[RECORDS FOR THE TASK]

※ ※ ※

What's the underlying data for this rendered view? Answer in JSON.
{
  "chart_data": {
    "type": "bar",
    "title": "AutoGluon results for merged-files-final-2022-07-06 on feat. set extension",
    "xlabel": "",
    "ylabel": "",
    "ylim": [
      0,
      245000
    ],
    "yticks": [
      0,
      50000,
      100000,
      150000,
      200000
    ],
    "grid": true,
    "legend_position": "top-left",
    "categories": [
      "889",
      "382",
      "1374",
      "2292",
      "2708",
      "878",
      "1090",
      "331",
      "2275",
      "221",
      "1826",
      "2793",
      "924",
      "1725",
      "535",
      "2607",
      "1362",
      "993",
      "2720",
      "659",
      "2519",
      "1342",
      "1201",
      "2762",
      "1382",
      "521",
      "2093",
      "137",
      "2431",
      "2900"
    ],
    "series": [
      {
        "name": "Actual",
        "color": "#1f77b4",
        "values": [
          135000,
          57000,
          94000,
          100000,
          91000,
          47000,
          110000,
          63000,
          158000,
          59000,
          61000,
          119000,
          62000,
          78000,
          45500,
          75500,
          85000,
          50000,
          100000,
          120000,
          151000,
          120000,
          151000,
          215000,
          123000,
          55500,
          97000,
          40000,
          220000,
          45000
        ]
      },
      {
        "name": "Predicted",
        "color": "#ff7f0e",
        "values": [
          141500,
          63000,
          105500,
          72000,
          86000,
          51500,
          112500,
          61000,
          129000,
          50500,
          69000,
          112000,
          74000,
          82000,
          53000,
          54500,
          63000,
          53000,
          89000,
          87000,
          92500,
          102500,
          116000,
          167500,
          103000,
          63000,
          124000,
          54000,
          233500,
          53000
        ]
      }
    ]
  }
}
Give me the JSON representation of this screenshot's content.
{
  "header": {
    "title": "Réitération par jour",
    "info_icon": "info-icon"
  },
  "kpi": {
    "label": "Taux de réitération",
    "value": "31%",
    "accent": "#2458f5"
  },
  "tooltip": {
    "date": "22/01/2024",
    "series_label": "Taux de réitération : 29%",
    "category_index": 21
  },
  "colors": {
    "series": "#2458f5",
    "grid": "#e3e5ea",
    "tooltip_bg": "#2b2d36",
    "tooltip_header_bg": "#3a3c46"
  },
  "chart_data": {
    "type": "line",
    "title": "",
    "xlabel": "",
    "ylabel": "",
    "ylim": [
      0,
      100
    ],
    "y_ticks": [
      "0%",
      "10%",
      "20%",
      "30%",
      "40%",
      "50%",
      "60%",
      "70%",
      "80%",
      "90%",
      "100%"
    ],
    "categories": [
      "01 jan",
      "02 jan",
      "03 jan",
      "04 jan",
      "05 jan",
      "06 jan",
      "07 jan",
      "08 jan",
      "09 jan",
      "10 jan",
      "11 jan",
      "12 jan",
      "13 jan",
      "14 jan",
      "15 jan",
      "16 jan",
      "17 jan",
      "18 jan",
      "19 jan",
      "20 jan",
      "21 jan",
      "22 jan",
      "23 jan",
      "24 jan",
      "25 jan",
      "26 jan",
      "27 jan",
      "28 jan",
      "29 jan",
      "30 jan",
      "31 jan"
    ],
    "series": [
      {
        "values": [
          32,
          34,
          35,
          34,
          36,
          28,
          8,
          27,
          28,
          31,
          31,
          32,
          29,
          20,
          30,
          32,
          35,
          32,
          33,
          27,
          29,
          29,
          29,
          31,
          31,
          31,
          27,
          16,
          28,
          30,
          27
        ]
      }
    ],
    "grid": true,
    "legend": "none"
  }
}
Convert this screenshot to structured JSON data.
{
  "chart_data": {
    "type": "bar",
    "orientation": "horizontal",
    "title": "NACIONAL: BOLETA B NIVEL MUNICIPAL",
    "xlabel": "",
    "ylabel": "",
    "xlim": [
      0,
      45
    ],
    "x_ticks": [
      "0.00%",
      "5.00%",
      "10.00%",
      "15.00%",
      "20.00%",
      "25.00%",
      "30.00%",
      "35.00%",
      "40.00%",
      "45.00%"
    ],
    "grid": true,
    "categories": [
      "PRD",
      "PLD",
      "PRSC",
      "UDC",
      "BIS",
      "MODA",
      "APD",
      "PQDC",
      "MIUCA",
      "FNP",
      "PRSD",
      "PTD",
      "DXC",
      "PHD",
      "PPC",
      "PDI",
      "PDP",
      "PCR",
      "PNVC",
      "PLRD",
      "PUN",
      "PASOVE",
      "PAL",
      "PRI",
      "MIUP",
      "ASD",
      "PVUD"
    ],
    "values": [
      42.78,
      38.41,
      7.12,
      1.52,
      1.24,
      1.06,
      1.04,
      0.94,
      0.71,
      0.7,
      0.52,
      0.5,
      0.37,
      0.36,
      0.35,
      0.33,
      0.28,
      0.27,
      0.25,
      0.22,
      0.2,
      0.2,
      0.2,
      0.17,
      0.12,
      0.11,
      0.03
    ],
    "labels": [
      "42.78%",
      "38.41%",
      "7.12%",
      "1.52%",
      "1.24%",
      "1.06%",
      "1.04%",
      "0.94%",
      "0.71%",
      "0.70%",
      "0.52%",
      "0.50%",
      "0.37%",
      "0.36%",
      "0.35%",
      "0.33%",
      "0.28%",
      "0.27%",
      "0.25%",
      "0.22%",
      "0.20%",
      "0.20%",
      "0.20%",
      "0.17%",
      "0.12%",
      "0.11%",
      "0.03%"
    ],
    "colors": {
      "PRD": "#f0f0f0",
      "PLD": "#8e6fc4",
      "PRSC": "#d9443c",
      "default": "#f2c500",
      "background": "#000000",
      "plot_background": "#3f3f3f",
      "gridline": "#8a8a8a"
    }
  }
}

※ ※ ※

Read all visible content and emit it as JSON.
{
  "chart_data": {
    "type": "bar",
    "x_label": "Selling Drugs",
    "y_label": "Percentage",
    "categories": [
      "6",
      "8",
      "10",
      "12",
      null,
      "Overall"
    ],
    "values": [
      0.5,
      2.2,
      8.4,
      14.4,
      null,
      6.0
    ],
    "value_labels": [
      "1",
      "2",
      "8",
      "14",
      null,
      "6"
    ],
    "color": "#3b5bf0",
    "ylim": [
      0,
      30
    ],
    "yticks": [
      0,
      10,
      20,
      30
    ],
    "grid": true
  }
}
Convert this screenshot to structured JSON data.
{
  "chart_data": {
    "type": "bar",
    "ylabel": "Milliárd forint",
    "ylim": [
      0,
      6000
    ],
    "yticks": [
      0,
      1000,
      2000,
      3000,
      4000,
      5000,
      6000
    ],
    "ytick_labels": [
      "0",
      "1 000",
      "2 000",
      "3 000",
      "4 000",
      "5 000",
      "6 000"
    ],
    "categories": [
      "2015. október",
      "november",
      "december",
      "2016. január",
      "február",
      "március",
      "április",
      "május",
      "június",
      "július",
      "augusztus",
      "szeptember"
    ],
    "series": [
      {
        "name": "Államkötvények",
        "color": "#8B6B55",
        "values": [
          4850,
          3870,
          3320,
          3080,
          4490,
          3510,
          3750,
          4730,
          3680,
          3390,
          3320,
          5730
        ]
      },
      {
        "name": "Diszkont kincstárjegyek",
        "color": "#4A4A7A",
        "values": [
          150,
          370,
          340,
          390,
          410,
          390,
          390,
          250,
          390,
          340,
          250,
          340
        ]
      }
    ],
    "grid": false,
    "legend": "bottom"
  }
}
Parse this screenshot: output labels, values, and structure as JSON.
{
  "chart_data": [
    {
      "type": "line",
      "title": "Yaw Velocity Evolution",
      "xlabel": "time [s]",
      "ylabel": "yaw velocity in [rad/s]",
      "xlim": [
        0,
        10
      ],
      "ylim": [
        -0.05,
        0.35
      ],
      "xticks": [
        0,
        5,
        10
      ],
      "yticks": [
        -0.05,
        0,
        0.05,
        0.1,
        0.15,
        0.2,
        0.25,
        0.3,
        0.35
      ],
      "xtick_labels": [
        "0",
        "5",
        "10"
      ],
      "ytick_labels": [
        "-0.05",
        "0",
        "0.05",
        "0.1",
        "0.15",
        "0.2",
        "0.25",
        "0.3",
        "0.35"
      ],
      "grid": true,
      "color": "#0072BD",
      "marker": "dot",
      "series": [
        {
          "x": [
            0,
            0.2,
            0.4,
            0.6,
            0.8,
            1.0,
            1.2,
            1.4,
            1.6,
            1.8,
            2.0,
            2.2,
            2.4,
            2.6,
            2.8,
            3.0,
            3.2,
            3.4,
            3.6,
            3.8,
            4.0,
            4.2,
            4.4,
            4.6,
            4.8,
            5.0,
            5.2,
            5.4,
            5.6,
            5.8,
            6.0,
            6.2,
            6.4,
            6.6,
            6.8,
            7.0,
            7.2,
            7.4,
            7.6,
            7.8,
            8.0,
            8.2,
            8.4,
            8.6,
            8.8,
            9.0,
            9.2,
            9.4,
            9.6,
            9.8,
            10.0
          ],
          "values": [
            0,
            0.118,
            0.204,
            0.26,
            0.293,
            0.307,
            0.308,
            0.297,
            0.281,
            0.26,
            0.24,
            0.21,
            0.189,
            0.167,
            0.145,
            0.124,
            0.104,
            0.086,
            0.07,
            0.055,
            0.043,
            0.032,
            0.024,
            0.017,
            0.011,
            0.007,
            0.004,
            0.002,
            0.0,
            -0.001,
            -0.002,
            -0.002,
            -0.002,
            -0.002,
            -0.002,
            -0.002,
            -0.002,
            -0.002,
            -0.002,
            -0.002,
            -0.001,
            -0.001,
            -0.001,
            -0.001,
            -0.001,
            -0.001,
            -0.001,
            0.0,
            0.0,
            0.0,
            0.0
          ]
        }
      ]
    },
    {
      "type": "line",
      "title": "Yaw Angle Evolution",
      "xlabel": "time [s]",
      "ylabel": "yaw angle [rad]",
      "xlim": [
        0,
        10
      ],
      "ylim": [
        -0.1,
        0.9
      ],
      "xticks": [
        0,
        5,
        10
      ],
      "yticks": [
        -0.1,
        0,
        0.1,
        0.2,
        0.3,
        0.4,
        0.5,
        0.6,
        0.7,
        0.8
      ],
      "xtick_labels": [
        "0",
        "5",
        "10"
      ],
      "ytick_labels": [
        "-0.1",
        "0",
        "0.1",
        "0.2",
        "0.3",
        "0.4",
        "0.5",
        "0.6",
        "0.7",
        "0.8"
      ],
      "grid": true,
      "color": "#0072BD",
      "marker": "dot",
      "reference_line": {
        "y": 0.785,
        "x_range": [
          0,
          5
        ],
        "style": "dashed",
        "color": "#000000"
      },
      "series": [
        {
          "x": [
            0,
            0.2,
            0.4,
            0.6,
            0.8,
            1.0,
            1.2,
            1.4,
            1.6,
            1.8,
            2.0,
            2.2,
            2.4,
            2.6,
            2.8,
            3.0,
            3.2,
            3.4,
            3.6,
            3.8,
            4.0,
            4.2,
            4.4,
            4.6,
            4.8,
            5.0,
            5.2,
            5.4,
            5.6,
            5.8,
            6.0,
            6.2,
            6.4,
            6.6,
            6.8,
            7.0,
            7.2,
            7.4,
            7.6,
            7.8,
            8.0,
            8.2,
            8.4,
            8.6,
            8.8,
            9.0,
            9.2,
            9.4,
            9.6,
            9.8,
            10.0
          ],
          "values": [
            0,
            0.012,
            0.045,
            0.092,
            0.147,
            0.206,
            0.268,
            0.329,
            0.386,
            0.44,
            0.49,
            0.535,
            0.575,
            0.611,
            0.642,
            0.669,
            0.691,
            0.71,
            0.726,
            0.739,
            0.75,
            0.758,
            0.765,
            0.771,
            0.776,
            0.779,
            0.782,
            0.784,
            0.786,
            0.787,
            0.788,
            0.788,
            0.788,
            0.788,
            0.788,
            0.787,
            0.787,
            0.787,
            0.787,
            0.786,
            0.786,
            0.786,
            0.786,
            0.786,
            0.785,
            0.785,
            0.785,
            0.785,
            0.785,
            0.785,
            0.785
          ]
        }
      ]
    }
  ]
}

※ ※ ※

[SHORT TASK]
Return, from the data, each line that has the word "this" in it.

[PROBLEM SOLUTION]
What's the underlying data for this rendered view? Answer in JSON.
Give me the JSON representation of this screenshot's content.
Convert this screenshot to structured JSON data.
Convert this screenshot to structured JSON data.
Parse this screenshot: output labels, values, and structure as JSON.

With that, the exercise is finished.